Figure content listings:

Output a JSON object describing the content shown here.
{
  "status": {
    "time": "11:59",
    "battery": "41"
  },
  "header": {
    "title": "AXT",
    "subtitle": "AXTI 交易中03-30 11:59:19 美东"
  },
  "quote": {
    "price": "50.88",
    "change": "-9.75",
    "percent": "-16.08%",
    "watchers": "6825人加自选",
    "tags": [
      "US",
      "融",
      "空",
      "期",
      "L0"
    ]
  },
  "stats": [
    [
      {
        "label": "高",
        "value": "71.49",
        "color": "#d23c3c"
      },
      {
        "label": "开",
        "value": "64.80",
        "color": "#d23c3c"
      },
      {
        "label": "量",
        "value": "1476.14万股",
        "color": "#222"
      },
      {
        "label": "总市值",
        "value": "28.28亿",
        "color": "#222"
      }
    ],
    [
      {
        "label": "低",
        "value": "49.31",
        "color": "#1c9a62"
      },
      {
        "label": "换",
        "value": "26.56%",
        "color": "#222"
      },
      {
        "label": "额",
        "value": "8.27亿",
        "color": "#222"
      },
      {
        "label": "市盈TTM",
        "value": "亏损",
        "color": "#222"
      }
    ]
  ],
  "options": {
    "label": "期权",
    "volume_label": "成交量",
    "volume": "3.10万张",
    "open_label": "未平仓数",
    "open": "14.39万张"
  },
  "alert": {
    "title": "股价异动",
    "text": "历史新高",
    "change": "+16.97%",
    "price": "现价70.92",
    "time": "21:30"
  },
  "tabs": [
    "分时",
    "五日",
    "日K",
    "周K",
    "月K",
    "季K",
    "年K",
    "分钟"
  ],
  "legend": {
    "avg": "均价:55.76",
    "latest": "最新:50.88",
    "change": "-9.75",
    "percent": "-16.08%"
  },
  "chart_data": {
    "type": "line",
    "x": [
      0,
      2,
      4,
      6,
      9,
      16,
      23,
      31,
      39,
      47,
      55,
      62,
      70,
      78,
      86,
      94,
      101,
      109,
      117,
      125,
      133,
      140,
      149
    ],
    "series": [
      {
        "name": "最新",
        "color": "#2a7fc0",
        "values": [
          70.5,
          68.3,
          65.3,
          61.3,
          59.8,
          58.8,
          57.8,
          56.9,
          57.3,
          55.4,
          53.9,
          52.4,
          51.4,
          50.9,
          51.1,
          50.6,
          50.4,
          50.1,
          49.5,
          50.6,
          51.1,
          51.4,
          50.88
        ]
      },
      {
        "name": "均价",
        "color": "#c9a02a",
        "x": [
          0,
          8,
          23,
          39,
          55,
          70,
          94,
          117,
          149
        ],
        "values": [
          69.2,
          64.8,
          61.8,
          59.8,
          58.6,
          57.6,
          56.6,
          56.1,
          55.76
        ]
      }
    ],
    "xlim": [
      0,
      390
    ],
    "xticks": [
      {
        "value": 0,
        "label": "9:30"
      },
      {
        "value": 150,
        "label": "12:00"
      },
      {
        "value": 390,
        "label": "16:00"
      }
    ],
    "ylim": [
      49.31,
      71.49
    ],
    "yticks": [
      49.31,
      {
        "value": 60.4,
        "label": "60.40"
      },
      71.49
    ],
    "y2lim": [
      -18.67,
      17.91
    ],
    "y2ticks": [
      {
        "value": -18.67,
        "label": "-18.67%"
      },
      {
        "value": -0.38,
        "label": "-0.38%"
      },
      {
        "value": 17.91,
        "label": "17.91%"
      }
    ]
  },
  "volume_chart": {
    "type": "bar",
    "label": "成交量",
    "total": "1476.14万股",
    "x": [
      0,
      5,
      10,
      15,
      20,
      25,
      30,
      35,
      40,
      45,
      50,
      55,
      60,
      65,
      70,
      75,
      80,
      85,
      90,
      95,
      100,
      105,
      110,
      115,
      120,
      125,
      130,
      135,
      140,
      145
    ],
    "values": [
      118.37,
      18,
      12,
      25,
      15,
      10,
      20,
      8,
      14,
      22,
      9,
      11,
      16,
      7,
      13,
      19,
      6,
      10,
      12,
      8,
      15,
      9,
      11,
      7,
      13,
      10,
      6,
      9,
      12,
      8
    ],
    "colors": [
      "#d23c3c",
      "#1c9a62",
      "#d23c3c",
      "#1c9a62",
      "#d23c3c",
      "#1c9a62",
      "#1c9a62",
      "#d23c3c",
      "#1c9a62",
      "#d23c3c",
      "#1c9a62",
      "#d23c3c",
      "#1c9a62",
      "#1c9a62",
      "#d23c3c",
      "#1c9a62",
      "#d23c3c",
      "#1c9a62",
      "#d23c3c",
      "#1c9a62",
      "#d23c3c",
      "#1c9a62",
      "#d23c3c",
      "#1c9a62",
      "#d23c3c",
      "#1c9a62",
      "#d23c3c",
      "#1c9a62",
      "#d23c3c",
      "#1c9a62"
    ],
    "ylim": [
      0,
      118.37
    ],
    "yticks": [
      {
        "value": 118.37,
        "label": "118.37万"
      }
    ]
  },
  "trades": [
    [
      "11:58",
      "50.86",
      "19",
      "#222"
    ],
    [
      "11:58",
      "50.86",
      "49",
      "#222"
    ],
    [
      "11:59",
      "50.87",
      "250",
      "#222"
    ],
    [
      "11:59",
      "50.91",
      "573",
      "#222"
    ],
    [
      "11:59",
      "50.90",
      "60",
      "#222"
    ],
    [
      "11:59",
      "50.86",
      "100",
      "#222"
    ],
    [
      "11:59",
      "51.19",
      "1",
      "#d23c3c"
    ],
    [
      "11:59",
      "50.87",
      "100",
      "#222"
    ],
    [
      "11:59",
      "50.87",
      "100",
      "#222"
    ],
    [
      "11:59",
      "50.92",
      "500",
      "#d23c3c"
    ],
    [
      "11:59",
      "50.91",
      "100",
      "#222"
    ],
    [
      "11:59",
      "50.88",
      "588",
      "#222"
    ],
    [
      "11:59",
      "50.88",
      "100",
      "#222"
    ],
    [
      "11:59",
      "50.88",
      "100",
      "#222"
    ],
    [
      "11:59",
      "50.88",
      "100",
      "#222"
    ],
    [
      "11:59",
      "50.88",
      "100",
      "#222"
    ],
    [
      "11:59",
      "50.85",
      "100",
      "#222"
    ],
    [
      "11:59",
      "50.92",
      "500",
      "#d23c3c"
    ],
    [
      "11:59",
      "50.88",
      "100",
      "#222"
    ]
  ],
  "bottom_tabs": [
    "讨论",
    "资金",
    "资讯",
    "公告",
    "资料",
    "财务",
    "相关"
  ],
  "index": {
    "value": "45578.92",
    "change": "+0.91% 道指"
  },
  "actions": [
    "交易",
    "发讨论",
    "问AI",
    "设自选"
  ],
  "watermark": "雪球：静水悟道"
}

#### Problem statement:
Copy all the records above precisely.

#### Response to the task:
Output a JSON object describing the content shown here.
{
  "status": {
    "time": "11:59",
    "battery": "41"
  },
  "header": {
    "title": "AXT",
    "subtitle": "AXTI 交易中03-30 11:59:19 美东"
  },
  "quote": {
    "price": "50.88",
    "change": "-9.75",
    "percent": "-16.08%",
    "watchers": "6825人加自选",
    "tags": [
      "US",
      "融",
      "空",
      "期",
      "L0"
    ]
  },
  "stats": [
    [
      {
        "label": "高",
        "value": "71.49",
        "color": "#d23c3c"
      },
      {
        "label": "开",
        "value": "64.80",
        "color": "#d23c3c"
      },
      {
        "label": "量",
        "value": "1476.14万股",
        "color": "#222"
      },
      {
        "label": "总市值",
        "value": "28.28亿",
        "color": "#222"
      }
    ],
    [
      {
        "label": "低",
        "value": "49.31",
        "color": "#1c9a62"
      },
      {
        "label": "换",
        "value": "26.56%",
        "color": "#222"
      },
      {
        "label": "额",
        "value": "8.27亿",
        "color": "#222"
      },
      {
        "label": "市盈TTM",
        "value": "亏损",
        "color": "#222"
      }
    ]
  ],
  "options": {
    "label": "期权",
    "volume_label": "成交量",
    "volume": "3.10万张",
    "open_label": "未平仓数",
    "open": "14.39万张"
  },
  "alert": {
    "title": "股价异动",
    "text": "历史新高",
    "change": "+16.97%",
    "price": "现价70.92",
    "time": "21:30"
  },
  "tabs": [
    "分时",
    "五日",
    "日K",
    "周K",
    "月K",
    "季K",
    "年K",
    "分钟"
  ],
  "legend": {
    "avg": "均价:55.76",
    "latest": "最新:50.88",
    "change": "-9.75",
    "percent": "-16.08%"
  },
  "chart_data": {
    "type": "line",
    "x": [
      0,
      2,
      4,
      6,
      9,
      16,
      23,
      31,
      39,
      47,
      55,
      62,
      70,
      78,
      86,
      94,
      101,
      109,
      117,
      125,
      133,
      140,
      149
    ],
    "series": [
      {
        "name": "最新",
        "color": "#2a7fc0",
        "values": [
          70.5,
          68.3,
          65.3,
          61.3,
          59.8,
          58.8,
          57.8,
          56.9,
          57.3,
          55.4,
          53.9,
          52.4,
          51.4,
          50.9,
          51.1,
          50.6,
          50.4,
          50.1,
          49.5,
          50.6,
          51.1,
          51.4,
          50.88
        ]
      },
      {
        "name": "均价",
        "color": "#c9a02a",
        "x": [
          0,
          8,
          23,
          39,
          55,
          70,
          94,
          117,
          149
        ],
        "values": [
          69.2,
          64.8,
          61.8,
          59.8,
          58.6,
          57.6,
          56.6,
          56.1,
          55.76
        ]
      }
    ],
    "xlim": [
      0,
      390
    ],
    "xticks": [
      {
        "value": 0,
        "label": "9:30"
      },
      {
        "value": 150,
        "label": "12:00"
      },
      {
        "value": 390,
        "label": "16:00"
      }
    ],
    "ylim": [
      49.31,
      71.49
    ],
    "yticks": [
      49.31,
      {
        "value": 60.4,
        "label": "60.40"
      },
      71.49
    ],
    "y2lim": [
      -18.67,
      17.91
    ],
    "y2ticks": [
      {
        "value": -18.67,
        "label": "-18.67%"
      },
      {
        "value": -0.38,
        "label": "-0.38%"
      },
      {
        "value": 17.91,
        "label": "17.91%"
      }
    ]
  },
  "volume_chart": {
    "type": "bar",
    "label": "成交量",
    "total": "1476.14万股",
    "x": [
      0,
      5,
      10,
      15,
      20,
      25,
      30,
      35,
      40,
      45,
      50,
      55,
      60,
      65,
      70,
      75,
      80,
      85,
      90,
      95,
      100,
      105,
      110,
      115,
      120,
      125,
      130,
      135,
      140,
      145
    ],
    "values": [
      118.37,
      18,
      12,
      25,
      15,
      10,
      20,
      8,
      14,
      22,
      9,
      11,
      16,
      7,
      13,
      19,
      6,
      10,
      12,
      8,
      15,
      9,
      11,
      7,
      13,
      10,
      6,
      9,
      12,
      8
    ],
    "colors": [
      "#d23c3c",
      "#1c9a62",
      "#d23c3c",
      "#1c9a62",
      "#d23c3c",
      "#1c9a62",
      "#1c9a62",
      "#d23c3c",
      "#1c9a62",
      "#d23c3c",
      "#1c9a62",
      "#d23c3c",
      "#1c9a62",
      "#1c9a62",
      "#d23c3c",
      "#1c9a62",
      "#d23c3c",
      "#1c9a62",
      "#d23c3c",
      "#1c9a62",
      "#d23c3c",
      "#1c9a62",
      "#d23c3c",
      "#1c9a62",
      "#d23c3c",
      "#1c9a62",
      "#d23c3c",
      "#1c9a62",
      "#d23c3c",
      "#1c9a62"
    ],
    "ylim": [
      0,
      118.37
    ],
    "yticks": [
      {
        "value": 118.37,
        "label": "118.37万"
      }
    ]
  },
  "trades": [
    [
      "11:58",
      "50.86",
      "19",
      "#222"
    ],
    [
      "11:58",
      "50.86",
      "49",
      "#222"
    ],
    [
      "11:59",
      "50.87",
      "250",
      "#222"
    ],
    [
      "11:59",
      "50.91",
      "573",
      "#222"
    ],
    [
      "11:59",
      "50.90",
      "60",
      "#222"
    ],
    [
      "11:59",
      "50.86",
      "100",
      "#222"
    ],
    [
      "11:59",
      "51.19",
      "1",
      "#d23c3c"
    ],
    [
      "11:59",
      "50.87",
      "100",
      "#222"
    ],
    [
      "11:59",
      "50.87",
      "100",
      "#222"
    ],
    [
      "11:59",
      "50.92",
      "500",
      "#d23c3c"
    ],
    [
      "11:59",
      "50.91",
      "100",
      "#222"
    ],
    [
      "11:59",
      "50.88",
      "588",
      "#222"
    ],
    [
      "11:59",
      "50.88",
      "100",
      "#222"
    ],
    [
      "11:59",
      "50.88",
      "100",
      "#222"
    ],
    [
      "11:59",
      "50.88",
      "100",
      "#222"
    ],
    [
      "11:59",
      "50.88",
      "100",
      "#222"
    ],
    [
      "11:59",
      "50.85",
      "100",
      "#222"
    ],
    [
      "11:59",
      "50.92",
      "500",
      "#d23c3c"
    ],
    [
      "11:59",
      "50.88",
      "100",
      "#222"
    ]
  ],
  "bottom_tabs": [
    "讨论",
    "资金",
    "资讯",
    "公告",
    "资料",
    "财务",
    "相关"
  ],
  "index": {
    "value": "45578.92",
    "change": "+0.91% 道指"
  },
  "actions": [
    "交易",
    "发讨论",
    "问AI",
    "设自选"
  ],
  "watermark": "雪球：静水悟道"
}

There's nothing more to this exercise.